▶ Brief:
Select the lines of the records containing the word "xlabel" and list them.

▶ Records for the task:

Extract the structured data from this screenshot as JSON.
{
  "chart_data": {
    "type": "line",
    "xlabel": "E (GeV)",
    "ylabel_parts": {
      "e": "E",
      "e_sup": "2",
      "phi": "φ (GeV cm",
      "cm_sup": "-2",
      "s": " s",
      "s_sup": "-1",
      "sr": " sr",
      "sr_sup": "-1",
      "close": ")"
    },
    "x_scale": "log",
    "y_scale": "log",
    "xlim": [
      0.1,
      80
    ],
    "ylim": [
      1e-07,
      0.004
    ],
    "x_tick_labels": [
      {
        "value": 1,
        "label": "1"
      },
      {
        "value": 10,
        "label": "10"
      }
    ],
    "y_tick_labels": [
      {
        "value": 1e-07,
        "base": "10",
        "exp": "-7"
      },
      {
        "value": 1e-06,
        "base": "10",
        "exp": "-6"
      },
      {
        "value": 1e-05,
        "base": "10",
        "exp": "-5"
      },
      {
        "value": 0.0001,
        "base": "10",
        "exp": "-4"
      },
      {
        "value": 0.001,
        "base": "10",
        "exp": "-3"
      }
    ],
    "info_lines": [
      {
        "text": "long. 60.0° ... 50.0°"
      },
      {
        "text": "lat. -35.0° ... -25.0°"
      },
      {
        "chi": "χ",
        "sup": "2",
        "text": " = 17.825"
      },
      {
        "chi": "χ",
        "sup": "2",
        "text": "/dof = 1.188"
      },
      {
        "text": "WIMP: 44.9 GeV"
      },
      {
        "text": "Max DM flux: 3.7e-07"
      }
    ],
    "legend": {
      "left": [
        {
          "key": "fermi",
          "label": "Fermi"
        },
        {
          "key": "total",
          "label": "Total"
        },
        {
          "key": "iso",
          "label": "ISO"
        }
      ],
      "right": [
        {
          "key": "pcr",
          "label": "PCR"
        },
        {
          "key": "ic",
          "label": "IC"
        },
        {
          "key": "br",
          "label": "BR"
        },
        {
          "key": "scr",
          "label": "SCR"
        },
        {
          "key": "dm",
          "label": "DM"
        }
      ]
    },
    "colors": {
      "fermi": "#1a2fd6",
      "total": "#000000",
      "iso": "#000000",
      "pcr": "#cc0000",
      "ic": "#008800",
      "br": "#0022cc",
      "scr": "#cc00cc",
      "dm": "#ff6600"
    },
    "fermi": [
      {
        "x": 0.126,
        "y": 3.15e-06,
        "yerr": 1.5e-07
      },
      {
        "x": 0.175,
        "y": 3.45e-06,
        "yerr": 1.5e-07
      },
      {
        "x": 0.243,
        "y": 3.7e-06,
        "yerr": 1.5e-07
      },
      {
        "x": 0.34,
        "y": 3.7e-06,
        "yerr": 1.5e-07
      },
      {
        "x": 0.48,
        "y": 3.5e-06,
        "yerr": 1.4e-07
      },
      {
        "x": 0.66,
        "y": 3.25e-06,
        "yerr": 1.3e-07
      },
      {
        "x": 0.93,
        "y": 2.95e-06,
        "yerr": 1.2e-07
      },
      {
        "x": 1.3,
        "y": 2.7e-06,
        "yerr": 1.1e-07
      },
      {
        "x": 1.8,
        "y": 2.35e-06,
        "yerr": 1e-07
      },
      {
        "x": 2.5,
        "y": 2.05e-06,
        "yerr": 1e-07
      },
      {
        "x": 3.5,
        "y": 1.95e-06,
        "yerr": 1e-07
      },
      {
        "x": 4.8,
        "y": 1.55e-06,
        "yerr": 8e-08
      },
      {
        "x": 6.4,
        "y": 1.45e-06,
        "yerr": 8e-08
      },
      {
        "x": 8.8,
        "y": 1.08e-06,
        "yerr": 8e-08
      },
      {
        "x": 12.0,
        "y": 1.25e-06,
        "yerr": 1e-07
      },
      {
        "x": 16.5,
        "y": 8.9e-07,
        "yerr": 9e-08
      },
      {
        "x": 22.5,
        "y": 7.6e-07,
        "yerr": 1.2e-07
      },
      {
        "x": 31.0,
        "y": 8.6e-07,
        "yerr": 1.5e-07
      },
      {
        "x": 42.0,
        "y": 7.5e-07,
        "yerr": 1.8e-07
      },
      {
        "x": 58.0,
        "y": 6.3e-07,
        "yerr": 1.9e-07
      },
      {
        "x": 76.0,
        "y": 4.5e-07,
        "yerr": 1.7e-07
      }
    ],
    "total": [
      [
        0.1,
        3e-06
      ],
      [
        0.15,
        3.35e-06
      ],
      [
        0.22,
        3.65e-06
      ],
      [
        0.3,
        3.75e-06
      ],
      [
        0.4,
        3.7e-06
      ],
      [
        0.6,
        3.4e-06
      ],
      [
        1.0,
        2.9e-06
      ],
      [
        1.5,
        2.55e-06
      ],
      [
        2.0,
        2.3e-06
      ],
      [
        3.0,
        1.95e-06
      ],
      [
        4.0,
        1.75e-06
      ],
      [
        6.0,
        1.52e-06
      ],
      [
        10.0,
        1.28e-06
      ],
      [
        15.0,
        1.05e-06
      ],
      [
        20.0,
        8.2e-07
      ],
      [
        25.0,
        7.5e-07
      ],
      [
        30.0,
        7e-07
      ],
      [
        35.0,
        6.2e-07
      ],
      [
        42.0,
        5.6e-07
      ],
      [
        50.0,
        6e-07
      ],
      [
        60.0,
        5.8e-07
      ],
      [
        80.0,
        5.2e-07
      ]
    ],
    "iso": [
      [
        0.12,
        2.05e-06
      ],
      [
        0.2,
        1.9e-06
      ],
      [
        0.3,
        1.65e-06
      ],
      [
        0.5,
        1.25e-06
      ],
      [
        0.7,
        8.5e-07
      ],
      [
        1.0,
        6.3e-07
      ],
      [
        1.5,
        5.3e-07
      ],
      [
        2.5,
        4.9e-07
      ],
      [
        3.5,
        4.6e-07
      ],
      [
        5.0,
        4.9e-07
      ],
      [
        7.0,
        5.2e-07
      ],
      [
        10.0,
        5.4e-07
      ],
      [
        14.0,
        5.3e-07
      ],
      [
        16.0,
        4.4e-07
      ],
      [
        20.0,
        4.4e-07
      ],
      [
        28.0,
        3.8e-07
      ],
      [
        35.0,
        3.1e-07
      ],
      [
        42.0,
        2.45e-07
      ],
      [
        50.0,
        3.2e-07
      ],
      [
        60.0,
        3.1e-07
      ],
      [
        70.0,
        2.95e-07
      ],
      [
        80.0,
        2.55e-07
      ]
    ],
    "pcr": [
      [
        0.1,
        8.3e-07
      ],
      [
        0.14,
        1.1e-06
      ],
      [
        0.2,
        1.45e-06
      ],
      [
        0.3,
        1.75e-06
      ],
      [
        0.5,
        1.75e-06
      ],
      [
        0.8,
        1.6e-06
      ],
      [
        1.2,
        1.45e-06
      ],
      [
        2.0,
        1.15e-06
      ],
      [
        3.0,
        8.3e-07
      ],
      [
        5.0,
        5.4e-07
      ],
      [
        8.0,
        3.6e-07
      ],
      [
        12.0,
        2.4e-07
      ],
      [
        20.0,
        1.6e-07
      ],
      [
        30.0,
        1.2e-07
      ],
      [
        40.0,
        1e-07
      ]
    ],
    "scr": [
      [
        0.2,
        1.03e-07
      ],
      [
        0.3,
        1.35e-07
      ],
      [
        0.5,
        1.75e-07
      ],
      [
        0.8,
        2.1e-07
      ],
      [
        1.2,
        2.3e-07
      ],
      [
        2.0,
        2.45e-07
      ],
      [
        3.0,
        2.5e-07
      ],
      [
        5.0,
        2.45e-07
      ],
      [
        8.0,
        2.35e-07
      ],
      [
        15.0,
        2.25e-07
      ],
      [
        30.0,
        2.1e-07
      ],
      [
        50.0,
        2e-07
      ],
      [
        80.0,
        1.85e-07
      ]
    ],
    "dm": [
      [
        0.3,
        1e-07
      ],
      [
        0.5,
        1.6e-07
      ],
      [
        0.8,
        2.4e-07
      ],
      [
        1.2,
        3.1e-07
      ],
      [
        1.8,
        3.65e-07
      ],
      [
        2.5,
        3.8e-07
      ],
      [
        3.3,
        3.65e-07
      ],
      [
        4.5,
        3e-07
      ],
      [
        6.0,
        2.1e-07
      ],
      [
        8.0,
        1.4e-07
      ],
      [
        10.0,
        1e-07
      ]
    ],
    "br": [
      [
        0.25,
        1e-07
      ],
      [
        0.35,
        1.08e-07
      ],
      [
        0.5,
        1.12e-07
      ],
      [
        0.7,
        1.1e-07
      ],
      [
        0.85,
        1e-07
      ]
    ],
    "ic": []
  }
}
---
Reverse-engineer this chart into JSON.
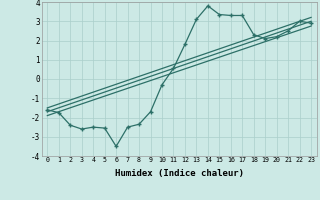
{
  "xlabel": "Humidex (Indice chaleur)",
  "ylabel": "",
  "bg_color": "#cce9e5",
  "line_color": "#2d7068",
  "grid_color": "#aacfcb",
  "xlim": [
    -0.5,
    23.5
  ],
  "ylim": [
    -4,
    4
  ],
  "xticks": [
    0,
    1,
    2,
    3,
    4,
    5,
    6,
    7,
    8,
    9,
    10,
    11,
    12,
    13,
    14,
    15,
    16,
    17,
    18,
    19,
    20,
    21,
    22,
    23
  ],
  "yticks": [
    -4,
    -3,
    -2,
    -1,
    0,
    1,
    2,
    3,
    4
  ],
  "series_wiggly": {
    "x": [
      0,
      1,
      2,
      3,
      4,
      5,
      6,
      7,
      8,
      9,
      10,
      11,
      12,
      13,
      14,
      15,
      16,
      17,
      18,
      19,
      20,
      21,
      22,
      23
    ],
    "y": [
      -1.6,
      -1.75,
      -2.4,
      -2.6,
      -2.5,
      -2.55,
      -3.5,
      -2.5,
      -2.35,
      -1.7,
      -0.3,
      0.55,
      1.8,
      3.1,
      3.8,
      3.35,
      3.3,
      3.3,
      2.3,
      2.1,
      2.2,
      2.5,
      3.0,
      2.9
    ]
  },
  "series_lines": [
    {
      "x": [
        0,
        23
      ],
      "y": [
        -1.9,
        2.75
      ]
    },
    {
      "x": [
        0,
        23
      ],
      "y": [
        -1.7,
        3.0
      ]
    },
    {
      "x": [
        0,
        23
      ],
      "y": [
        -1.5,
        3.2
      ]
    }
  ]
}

▶ Reply:
    "xlabel": "E (GeV)",
  "xlabel": "Humidex (Indice chaleur)",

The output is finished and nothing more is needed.